What you have to do: Reproduce the listing word for word. Skip any image.

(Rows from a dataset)
<<<<
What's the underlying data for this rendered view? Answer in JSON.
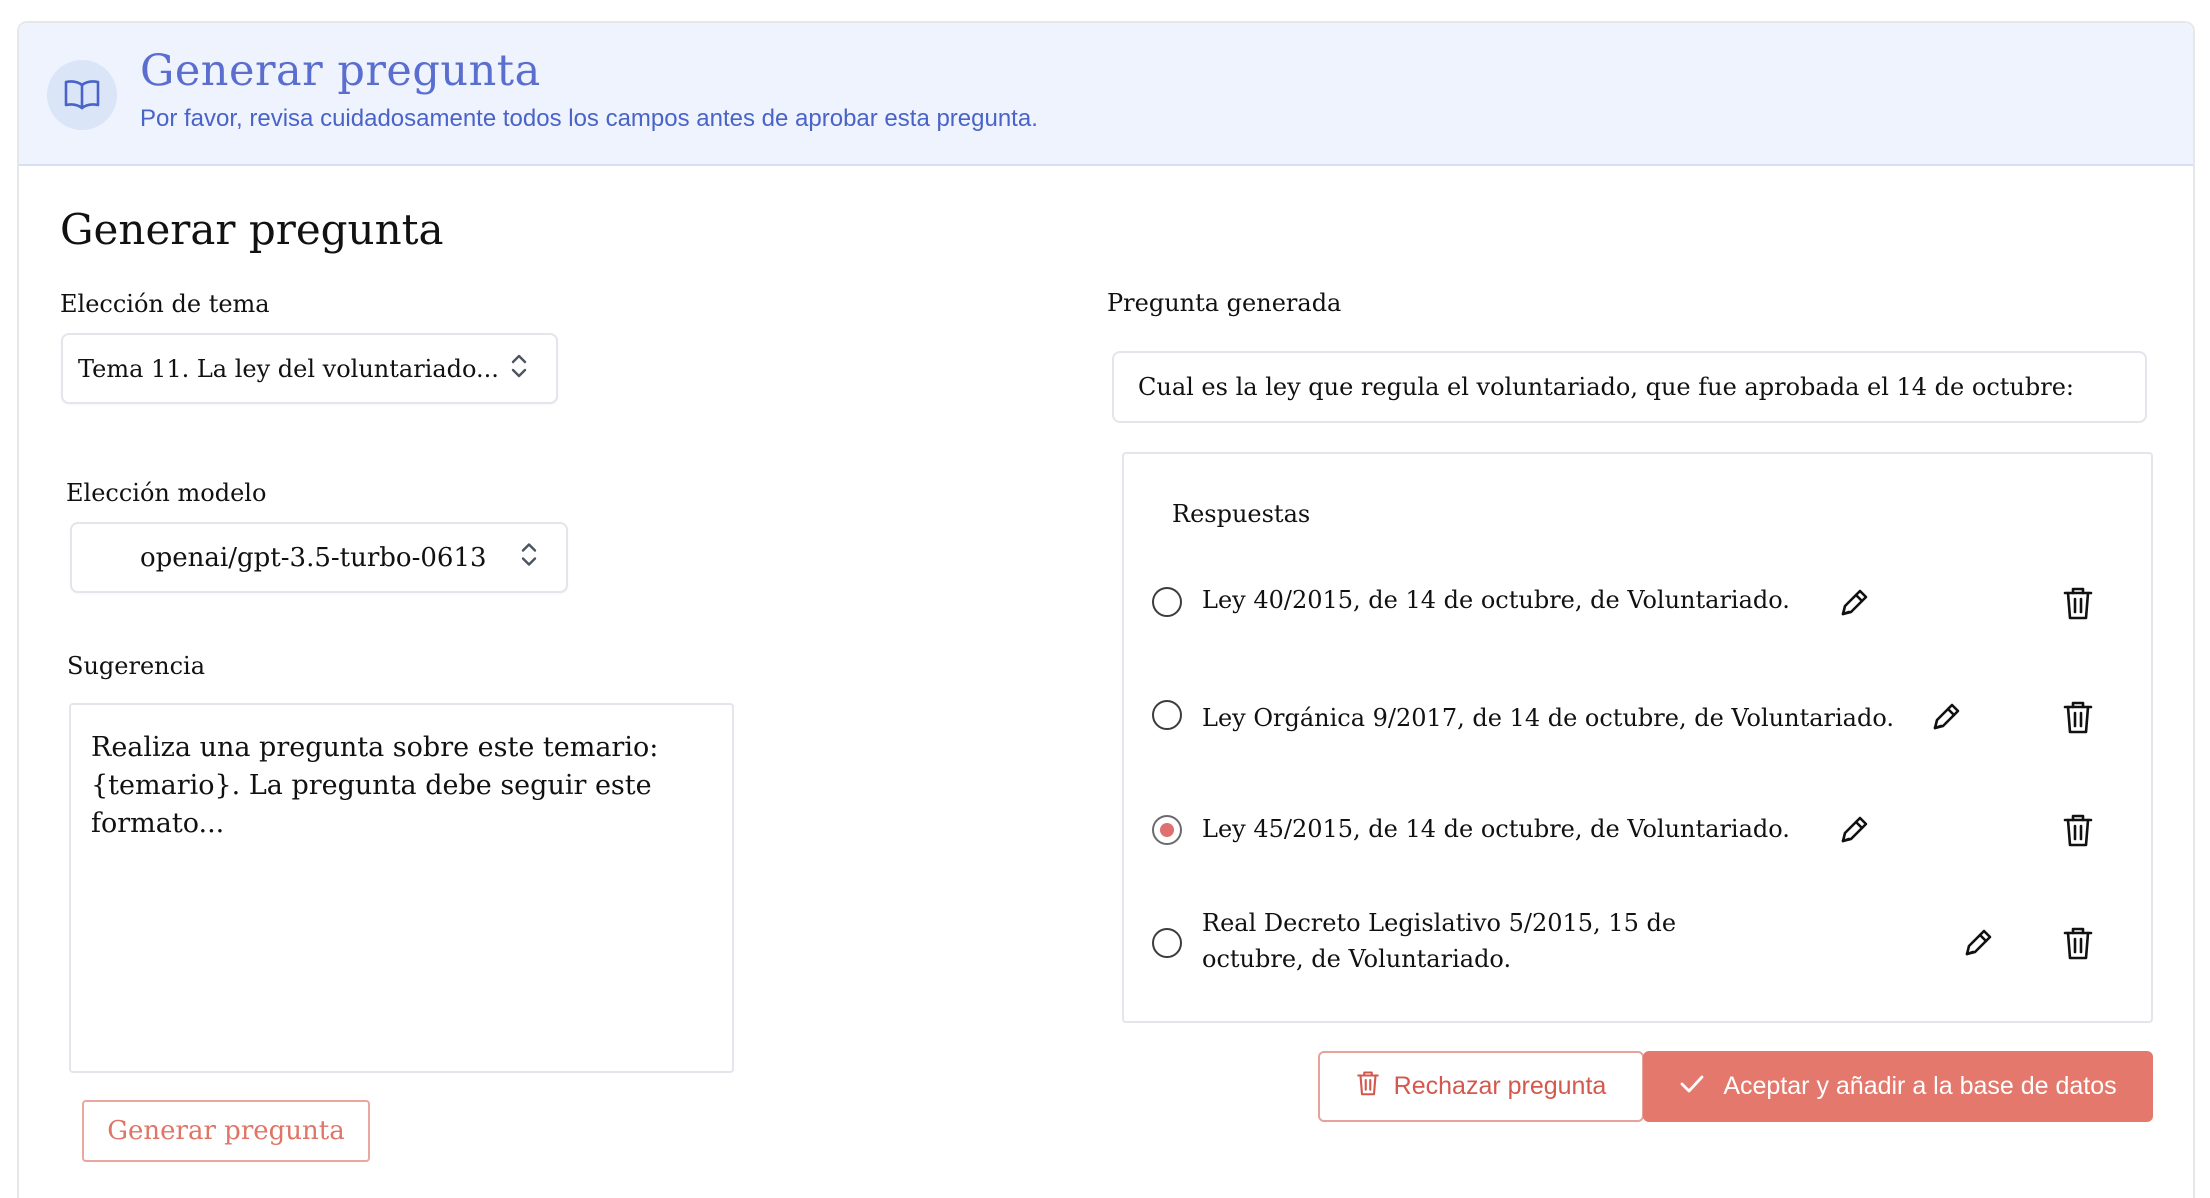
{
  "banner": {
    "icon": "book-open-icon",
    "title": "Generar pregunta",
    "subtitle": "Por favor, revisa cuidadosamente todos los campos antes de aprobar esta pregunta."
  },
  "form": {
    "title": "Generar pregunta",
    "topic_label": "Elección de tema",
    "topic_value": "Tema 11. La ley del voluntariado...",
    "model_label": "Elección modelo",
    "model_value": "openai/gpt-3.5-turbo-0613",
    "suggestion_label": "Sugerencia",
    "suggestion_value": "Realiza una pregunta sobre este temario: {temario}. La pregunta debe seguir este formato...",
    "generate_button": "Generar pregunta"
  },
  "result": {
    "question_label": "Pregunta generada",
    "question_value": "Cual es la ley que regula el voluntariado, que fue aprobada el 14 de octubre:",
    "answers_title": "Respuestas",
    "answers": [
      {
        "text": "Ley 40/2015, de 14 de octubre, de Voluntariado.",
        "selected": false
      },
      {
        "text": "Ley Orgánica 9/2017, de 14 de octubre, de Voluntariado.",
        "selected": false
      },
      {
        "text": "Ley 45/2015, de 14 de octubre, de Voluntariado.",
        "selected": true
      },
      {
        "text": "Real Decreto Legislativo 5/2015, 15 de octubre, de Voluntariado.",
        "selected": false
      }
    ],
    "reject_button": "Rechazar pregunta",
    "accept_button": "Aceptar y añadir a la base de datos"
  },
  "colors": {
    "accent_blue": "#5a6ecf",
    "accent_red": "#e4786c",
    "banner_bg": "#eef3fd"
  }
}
>>>>
Completed task:
What's the underlying data for this rendered view? Answer in JSON.
{
  "banner": {
    "icon": "book-open-icon",
    "title": "Generar pregunta",
    "subtitle": "Por favor, revisa cuidadosamente todos los campos antes de aprobar esta pregunta."
  },
  "form": {
    "title": "Generar pregunta",
    "topic_label": "Elección de tema",
    "topic_value": "Tema 11. La ley del voluntariado...",
    "model_label": "Elección modelo",
    "model_value": "openai/gpt-3.5-turbo-0613",
    "suggestion_label": "Sugerencia",
    "suggestion_value": "Realiza una pregunta sobre este temario: {temario}. La pregunta debe seguir este formato...",
    "generate_button": "Generar pregunta"
  },
  "result": {
    "question_label": "Pregunta generada",
    "question_value": "Cual es la ley que regula el voluntariado, que fue aprobada el 14 de octubre:",
    "answers_title": "Respuestas",
    "answers": [
      {
        "text": "Ley 40/2015, de 14 de octubre, de Voluntariado.",
        "selected": false
      },
      {
        "text": "Ley Orgánica 9/2017, de 14 de octubre, de Voluntariado.",
        "selected": false
      },
      {
        "text": "Ley 45/2015, de 14 de octubre, de Voluntariado.",
        "selected": true
      },
      {
        "text": "Real Decreto Legislativo 5/2015, 15 de octubre, de Voluntariado.",
        "selected": false
      }
    ],
    "reject_button": "Rechazar pregunta",
    "accept_button": "Aceptar y añadir a la base de datos"
  },
  "colors": {
    "accent_blue": "#5a6ecf",
    "accent_red": "#e4786c",
    "banner_bg": "#eef3fd"
  }
}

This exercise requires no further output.